Given problem: Rename "candle-body" to "candlestick-body" across the stretch from the start of the entries through the line that contains "x-tick-label: 10 Mar", and give those lines again with nothing else altered.

Dataset records:

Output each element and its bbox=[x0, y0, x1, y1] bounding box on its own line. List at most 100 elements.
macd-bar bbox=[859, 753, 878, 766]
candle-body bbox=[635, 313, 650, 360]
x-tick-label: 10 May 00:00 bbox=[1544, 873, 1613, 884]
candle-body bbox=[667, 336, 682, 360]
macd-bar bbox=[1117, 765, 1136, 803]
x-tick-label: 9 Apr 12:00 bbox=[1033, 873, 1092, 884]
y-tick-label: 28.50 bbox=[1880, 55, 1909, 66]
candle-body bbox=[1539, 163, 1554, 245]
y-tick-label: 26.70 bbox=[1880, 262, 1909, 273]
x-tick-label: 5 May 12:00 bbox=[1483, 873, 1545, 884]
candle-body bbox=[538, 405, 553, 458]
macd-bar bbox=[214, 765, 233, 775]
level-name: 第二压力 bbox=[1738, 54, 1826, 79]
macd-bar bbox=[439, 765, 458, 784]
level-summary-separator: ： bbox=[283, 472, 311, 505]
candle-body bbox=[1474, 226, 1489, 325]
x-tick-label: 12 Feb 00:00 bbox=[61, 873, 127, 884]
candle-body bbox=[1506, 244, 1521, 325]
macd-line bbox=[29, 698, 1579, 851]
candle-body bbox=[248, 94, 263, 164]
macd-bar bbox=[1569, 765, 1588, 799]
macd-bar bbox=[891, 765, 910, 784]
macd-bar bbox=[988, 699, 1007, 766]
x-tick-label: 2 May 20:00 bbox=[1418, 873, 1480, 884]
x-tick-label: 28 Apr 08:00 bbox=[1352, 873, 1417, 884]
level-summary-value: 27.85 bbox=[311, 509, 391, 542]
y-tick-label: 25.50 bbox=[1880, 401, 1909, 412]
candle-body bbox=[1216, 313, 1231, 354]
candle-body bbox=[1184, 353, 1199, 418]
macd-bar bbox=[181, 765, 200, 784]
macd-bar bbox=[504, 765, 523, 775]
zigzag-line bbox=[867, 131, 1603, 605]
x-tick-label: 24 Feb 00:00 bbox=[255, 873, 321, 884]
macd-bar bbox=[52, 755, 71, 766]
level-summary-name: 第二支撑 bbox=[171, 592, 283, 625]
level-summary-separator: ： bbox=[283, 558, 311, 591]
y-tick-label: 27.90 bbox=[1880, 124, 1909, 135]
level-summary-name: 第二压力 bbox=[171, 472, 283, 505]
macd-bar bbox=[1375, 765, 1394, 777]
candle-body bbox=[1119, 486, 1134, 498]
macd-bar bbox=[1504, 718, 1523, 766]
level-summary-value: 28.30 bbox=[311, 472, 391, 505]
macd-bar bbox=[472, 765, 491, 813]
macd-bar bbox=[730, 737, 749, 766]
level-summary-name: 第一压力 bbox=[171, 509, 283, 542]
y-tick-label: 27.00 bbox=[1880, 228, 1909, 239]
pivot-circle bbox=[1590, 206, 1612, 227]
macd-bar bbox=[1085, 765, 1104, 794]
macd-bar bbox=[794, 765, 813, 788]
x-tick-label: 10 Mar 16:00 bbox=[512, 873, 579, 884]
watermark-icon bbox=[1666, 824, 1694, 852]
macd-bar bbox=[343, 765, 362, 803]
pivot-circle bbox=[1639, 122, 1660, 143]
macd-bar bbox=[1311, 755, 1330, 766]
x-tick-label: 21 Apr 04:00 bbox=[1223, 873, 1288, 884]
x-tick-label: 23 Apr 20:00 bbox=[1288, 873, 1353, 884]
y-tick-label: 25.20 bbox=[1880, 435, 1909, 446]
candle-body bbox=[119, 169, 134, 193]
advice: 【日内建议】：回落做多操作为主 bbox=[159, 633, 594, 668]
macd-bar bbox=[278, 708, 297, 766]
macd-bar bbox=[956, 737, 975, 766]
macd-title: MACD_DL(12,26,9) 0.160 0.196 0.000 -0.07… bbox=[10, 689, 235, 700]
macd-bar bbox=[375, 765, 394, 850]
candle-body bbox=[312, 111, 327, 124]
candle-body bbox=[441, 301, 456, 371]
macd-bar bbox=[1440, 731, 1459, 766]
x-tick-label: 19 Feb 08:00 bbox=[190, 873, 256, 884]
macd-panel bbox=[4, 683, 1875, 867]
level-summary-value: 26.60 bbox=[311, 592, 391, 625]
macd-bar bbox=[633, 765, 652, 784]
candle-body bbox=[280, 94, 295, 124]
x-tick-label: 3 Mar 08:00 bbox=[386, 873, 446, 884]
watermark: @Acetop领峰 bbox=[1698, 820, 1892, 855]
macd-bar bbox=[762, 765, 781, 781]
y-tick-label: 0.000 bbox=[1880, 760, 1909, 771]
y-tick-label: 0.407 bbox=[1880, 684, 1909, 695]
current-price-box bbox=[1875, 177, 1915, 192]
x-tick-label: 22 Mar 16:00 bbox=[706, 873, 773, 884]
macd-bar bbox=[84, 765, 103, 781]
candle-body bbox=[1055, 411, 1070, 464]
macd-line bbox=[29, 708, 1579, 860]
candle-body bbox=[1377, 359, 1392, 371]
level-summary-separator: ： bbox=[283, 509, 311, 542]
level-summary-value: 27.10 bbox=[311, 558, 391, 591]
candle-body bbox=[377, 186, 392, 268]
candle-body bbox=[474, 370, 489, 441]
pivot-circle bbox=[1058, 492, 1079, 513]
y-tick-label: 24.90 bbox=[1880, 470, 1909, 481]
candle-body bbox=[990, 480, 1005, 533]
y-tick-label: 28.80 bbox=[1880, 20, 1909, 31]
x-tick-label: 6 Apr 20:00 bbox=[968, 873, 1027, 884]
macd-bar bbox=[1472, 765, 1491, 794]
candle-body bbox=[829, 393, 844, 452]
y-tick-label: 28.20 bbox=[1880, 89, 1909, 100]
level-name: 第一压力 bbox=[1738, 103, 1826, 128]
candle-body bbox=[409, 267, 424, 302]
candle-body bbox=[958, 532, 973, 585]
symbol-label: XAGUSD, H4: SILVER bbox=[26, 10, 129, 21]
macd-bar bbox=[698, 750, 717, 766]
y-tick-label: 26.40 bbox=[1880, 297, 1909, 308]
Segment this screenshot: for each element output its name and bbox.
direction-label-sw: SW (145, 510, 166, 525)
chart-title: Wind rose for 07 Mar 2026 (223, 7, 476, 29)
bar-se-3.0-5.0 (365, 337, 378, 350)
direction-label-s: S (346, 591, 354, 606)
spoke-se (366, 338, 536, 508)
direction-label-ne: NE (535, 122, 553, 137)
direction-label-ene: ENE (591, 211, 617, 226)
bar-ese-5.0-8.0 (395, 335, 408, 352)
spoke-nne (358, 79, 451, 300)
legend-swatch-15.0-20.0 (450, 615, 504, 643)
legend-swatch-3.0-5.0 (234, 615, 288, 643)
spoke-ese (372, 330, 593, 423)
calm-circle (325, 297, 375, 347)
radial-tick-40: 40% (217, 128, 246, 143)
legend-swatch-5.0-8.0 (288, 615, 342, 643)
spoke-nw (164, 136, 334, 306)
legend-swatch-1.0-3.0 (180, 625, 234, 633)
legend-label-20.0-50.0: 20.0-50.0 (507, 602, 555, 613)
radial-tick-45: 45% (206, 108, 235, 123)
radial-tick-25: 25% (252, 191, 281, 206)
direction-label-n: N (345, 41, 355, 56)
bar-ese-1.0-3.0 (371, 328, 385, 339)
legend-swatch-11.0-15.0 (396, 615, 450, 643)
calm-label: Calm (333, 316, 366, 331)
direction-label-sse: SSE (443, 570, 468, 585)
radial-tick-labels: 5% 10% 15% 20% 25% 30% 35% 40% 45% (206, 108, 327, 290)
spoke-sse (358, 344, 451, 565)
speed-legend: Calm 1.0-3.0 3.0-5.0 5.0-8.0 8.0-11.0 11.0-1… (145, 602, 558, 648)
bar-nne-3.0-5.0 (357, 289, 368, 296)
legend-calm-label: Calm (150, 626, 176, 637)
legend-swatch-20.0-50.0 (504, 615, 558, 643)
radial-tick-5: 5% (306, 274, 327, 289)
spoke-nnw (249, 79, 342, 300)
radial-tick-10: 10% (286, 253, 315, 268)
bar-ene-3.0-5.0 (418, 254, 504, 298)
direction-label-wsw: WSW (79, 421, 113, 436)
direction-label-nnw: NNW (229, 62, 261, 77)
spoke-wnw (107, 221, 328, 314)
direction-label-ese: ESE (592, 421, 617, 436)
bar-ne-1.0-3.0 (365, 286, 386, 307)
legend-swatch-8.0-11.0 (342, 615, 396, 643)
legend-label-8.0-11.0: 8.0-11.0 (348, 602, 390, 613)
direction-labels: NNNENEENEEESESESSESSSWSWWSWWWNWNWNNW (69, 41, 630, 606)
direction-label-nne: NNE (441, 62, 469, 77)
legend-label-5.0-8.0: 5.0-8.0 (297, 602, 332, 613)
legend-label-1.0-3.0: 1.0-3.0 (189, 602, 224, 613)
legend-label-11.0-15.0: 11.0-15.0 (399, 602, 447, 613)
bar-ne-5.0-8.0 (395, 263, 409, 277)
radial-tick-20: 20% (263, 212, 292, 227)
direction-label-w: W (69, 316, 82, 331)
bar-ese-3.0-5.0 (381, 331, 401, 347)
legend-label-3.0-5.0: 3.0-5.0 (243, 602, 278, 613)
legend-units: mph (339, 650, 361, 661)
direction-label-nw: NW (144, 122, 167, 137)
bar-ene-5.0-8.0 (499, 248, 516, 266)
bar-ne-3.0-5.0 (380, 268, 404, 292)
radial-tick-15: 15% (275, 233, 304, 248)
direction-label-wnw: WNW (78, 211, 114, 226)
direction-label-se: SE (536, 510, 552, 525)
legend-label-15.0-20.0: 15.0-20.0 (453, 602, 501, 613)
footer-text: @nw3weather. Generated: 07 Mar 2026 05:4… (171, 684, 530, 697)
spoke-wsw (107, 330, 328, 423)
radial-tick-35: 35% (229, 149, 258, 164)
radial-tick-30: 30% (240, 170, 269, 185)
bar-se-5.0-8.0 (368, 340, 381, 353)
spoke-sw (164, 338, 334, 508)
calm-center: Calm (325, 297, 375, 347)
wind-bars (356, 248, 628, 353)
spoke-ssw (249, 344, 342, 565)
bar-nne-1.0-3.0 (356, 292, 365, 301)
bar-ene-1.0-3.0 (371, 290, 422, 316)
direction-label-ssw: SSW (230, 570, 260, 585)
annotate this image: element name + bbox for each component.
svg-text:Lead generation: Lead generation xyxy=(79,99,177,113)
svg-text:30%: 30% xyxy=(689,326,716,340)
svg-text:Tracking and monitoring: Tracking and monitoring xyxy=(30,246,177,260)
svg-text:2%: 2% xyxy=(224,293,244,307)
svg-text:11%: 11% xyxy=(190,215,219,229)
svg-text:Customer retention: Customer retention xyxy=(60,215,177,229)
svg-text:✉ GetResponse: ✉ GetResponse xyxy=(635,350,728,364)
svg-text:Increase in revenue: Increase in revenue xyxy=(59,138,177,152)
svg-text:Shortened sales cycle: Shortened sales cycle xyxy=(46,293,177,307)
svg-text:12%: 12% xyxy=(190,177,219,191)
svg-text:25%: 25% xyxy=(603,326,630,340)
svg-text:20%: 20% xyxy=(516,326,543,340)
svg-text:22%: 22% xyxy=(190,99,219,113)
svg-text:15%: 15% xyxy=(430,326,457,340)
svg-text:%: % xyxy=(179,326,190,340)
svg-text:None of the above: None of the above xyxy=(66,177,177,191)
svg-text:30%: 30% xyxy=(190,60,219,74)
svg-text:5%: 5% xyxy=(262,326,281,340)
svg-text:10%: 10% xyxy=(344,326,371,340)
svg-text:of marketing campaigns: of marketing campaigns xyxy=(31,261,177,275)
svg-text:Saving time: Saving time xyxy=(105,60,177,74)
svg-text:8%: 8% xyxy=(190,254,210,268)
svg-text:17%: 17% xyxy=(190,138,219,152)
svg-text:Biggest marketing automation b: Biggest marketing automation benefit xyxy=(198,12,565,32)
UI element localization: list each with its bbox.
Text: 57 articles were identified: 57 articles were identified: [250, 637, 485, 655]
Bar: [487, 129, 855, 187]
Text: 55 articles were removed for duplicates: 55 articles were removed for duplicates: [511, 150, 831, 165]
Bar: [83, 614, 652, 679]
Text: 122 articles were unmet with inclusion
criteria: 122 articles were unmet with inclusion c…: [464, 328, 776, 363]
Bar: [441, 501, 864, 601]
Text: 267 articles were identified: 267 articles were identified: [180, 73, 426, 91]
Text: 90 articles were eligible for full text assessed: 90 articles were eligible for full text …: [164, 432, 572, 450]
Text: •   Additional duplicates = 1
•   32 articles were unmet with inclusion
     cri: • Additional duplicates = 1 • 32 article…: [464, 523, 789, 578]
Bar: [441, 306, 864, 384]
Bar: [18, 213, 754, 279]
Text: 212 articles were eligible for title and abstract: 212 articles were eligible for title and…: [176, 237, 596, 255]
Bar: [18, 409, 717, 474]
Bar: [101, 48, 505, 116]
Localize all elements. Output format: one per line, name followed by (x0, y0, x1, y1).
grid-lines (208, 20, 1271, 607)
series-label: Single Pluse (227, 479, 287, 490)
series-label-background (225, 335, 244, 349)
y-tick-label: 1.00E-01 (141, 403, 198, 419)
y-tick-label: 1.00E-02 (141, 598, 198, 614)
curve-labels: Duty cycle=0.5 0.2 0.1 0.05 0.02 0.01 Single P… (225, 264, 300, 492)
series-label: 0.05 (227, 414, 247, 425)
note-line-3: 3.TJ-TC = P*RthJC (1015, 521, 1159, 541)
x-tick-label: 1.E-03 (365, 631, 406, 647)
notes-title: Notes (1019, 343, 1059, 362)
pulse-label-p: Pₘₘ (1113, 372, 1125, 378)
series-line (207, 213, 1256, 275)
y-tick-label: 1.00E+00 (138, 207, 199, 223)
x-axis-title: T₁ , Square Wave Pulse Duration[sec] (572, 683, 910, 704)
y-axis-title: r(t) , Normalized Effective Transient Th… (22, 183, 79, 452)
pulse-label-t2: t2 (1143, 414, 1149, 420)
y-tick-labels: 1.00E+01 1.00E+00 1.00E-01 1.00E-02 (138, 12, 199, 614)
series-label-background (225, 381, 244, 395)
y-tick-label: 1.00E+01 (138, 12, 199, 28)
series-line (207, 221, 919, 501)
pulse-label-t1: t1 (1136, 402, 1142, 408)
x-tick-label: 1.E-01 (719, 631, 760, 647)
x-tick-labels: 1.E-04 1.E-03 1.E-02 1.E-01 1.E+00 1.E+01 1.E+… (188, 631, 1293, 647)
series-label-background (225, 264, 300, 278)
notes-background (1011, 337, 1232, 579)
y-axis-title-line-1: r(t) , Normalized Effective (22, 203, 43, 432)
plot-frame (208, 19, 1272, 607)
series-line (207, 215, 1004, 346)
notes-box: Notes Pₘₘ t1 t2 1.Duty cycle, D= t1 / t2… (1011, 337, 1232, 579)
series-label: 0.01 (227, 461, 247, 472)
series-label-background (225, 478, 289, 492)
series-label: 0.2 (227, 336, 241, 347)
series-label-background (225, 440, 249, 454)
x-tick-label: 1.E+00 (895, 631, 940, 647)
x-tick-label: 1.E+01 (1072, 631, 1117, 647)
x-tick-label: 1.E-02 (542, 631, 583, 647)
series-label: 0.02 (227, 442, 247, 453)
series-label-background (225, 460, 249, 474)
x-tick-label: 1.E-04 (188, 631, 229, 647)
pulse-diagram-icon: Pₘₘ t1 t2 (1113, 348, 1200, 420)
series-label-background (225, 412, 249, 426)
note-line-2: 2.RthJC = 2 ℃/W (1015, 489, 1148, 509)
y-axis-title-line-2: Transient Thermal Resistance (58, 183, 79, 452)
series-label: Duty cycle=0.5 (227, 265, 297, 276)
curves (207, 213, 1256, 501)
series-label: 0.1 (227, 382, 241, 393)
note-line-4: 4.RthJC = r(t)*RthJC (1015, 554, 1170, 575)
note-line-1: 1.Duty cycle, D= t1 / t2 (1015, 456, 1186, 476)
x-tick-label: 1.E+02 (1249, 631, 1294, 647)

Reply:
Output each element and its bbox=[x0, y0, x1, y1] bounding box on its own line. List at most 100 elements.
macd-bar bbox=[859, 753, 878, 766]
candlestick-body bbox=[635, 313, 650, 360]
x-tick-label: 10 May 00:00 bbox=[1544, 873, 1613, 884]
candlestick-body bbox=[667, 336, 682, 360]
macd-bar bbox=[1117, 765, 1136, 803]
x-tick-label: 9 Apr 12:00 bbox=[1033, 873, 1092, 884]
y-tick-label: 28.50 bbox=[1880, 55, 1909, 66]
candlestick-body bbox=[1539, 163, 1554, 245]
y-tick-label: 26.70 bbox=[1880, 262, 1909, 273]
x-tick-label: 5 May 12:00 bbox=[1483, 873, 1545, 884]
candlestick-body bbox=[538, 405, 553, 458]
macd-bar bbox=[214, 765, 233, 775]
level-name: 第二压力 bbox=[1738, 54, 1826, 79]
macd-bar bbox=[439, 765, 458, 784]
level-summary-separator: ： bbox=[283, 472, 311, 505]
candlestick-body bbox=[1474, 226, 1489, 325]
x-tick-label: 12 Feb 00:00 bbox=[61, 873, 127, 884]
candlestick-body bbox=[1506, 244, 1521, 325]
macd-line bbox=[29, 698, 1579, 851]
candlestick-body bbox=[248, 94, 263, 164]
macd-bar bbox=[1569, 765, 1588, 799]
macd-bar bbox=[891, 765, 910, 784]
macd-bar bbox=[988, 699, 1007, 766]
x-tick-label: 2 May 20:00 bbox=[1418, 873, 1480, 884]
x-tick-label: 28 Apr 08:00 bbox=[1352, 873, 1417, 884]
level-summary-value: 27.85 bbox=[311, 509, 391, 542]
y-tick-label: 25.50 bbox=[1880, 401, 1909, 412]
candlestick-body bbox=[1216, 313, 1231, 354]
candlestick-body bbox=[1184, 353, 1199, 418]
macd-bar bbox=[181, 765, 200, 784]
macd-bar bbox=[504, 765, 523, 775]
zigzag-line bbox=[867, 131, 1603, 605]
x-tick-label: 24 Feb 00:00 bbox=[255, 873, 321, 884]
macd-bar bbox=[52, 755, 71, 766]
level-summary-name: 第二支撑 bbox=[171, 592, 283, 625]
level-summary-separator: ： bbox=[283, 558, 311, 591]
y-tick-label: 27.90 bbox=[1880, 124, 1909, 135]
level-summary-name: 第二压力 bbox=[171, 472, 283, 505]
macd-bar bbox=[1375, 765, 1394, 777]
candlestick-body bbox=[1119, 486, 1134, 498]
macd-bar bbox=[1504, 718, 1523, 766]
level-summary-value: 28.30 bbox=[311, 472, 391, 505]
macd-bar bbox=[472, 765, 491, 813]
macd-bar bbox=[730, 737, 749, 766]
level-summary-name: 第一压力 bbox=[171, 509, 283, 542]
y-tick-label: 27.00 bbox=[1880, 228, 1909, 239]
pivot-circle bbox=[1590, 206, 1612, 227]
macd-bar bbox=[1085, 765, 1104, 794]
macd-bar bbox=[794, 765, 813, 788]
x-tick-label: 10 Mar 16:00 bbox=[512, 873, 579, 884]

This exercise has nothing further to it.